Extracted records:
• • • • • • •
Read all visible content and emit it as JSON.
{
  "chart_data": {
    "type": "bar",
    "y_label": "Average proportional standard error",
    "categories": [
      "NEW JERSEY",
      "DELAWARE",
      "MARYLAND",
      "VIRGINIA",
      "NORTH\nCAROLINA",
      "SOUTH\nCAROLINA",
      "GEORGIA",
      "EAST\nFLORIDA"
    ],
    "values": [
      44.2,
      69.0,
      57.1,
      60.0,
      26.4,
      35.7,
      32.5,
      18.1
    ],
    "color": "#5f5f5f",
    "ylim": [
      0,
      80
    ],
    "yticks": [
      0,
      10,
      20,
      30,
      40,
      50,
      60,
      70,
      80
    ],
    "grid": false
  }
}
• • • • • • •
◆ WORK INSTRUCTIONS
Copy the entries above exactly, leaving none out.

◆ EXERCISE RESULT
Read all visible content and emit it as JSON.
{
  "chart_data": {
    "type": "bar",
    "y_label": "Average proportional standard error",
    "categories": [
      "NEW JERSEY",
      "DELAWARE",
      "MARYLAND",
      "VIRGINIA",
      "NORTH\nCAROLINA",
      "SOUTH\nCAROLINA",
      "GEORGIA",
      "EAST\nFLORIDA"
    ],
    "values": [
      44.2,
      69.0,
      57.1,
      60.0,
      26.4,
      35.7,
      32.5,
      18.1
    ],
    "color": "#5f5f5f",
    "ylim": [
      0,
      80
    ],
    "yticks": [
      0,
      10,
      20,
      30,
      40,
      50,
      60,
      70,
      80
    ],
    "grid": false
  }
}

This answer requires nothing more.